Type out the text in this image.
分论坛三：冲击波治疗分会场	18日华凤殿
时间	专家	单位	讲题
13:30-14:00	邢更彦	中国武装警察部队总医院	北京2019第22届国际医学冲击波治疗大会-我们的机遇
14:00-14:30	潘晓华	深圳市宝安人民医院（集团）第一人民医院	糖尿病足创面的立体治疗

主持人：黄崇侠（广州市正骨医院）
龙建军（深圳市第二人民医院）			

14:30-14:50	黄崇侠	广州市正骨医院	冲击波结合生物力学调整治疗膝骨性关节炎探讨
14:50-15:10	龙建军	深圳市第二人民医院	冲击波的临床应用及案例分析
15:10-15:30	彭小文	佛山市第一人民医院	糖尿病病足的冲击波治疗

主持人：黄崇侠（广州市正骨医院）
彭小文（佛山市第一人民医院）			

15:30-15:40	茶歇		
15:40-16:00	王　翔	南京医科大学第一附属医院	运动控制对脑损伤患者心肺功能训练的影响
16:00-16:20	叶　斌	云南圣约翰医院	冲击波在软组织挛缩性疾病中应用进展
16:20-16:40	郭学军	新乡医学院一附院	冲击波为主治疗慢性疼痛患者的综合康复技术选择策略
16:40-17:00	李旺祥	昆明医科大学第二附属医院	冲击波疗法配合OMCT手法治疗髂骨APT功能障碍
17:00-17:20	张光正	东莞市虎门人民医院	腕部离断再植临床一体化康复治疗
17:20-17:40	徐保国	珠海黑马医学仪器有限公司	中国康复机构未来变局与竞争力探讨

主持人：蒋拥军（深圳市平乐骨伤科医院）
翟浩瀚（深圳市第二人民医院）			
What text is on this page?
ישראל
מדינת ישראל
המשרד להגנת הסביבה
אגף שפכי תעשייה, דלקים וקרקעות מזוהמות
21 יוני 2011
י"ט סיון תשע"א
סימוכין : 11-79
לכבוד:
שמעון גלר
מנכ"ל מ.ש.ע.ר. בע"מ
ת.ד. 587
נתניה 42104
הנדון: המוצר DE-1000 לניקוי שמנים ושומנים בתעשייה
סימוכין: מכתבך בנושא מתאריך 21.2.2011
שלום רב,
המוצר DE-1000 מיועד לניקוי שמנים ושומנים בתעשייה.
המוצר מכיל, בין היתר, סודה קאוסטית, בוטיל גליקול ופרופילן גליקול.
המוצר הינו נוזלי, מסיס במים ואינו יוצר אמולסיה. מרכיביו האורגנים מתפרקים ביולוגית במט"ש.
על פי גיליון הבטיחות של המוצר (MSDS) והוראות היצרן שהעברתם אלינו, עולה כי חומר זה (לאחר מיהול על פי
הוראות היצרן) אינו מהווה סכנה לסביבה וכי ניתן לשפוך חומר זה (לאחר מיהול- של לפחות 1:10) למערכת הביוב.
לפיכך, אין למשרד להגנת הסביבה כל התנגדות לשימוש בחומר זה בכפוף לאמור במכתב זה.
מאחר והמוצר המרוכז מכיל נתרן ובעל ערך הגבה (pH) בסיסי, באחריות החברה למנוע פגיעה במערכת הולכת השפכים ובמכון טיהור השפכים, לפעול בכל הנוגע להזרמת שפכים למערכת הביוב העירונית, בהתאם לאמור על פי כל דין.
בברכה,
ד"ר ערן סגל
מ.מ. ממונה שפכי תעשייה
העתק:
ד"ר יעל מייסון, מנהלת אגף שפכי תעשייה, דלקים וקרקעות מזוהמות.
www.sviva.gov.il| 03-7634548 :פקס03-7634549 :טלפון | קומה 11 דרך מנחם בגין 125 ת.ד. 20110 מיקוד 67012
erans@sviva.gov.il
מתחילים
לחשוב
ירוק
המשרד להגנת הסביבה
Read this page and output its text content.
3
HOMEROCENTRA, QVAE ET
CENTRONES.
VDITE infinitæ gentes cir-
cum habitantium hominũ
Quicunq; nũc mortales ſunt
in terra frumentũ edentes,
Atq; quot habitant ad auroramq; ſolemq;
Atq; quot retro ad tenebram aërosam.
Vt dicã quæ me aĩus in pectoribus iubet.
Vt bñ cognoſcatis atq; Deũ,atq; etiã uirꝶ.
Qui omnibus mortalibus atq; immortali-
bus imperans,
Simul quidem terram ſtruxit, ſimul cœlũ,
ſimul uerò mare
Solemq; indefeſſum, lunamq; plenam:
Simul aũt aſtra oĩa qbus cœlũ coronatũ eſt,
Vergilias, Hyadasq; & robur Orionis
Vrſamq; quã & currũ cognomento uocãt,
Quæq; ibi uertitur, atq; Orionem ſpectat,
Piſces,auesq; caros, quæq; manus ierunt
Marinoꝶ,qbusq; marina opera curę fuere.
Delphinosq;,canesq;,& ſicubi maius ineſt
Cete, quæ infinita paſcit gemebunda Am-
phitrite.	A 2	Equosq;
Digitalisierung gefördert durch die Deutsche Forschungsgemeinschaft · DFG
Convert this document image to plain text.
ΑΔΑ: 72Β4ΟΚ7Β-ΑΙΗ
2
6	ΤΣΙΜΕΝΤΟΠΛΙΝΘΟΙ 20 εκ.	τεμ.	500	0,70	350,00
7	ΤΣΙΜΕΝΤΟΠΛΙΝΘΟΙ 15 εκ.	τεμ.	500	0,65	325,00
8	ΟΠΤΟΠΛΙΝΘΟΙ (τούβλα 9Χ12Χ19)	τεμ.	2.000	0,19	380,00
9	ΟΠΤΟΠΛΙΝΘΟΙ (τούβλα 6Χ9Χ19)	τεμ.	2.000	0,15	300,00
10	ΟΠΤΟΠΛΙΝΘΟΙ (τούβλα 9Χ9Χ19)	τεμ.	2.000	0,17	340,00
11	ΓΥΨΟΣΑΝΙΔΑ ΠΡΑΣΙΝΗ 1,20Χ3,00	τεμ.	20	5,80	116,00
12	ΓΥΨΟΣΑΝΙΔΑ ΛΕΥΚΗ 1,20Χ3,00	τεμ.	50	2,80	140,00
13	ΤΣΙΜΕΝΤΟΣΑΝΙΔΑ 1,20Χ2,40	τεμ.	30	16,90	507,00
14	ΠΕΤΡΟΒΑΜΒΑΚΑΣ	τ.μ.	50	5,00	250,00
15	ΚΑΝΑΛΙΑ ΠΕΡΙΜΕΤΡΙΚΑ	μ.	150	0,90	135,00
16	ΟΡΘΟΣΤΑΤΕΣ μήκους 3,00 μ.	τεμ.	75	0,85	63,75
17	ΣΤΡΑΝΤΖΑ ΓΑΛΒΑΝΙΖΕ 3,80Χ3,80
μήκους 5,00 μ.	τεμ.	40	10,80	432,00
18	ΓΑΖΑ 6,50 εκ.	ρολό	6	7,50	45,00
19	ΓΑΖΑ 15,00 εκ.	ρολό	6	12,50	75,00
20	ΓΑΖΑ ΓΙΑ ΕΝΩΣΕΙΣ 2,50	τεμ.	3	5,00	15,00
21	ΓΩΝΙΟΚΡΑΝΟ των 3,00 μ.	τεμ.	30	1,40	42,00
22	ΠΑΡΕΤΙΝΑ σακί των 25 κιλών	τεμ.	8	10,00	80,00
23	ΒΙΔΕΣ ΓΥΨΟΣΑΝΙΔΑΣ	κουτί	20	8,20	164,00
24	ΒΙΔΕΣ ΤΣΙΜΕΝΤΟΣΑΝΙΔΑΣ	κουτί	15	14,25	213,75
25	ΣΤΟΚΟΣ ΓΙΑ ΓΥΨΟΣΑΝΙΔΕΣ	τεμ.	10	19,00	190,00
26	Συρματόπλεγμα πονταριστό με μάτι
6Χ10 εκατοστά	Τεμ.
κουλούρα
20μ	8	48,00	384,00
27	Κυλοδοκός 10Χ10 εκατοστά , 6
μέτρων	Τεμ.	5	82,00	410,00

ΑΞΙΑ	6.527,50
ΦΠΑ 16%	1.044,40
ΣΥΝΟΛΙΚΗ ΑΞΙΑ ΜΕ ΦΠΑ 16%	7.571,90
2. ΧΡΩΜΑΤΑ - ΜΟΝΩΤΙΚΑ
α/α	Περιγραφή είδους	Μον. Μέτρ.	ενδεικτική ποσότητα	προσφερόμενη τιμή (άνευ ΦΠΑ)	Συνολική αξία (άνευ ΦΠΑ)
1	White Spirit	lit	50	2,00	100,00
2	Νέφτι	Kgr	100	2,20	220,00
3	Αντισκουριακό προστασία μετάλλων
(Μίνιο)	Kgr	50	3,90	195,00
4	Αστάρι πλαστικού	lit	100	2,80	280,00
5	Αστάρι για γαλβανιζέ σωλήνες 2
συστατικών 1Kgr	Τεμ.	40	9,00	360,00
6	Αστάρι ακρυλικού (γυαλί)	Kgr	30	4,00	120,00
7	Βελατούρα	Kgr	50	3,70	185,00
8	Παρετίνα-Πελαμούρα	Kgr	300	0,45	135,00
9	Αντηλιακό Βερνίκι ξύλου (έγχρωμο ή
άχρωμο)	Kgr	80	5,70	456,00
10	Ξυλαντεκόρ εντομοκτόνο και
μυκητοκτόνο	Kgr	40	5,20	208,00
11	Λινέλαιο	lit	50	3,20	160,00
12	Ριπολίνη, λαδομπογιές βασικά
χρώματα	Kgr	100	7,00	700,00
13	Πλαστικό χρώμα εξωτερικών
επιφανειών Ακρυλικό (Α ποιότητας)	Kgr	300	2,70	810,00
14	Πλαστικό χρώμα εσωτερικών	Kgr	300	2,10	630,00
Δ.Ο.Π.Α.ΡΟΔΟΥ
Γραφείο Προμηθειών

REQUEST: The answer is a single number: how many lines include the word "ΟΠΤΟΠΛΙΝΘΟΙ"?

THE OUTPUT: 3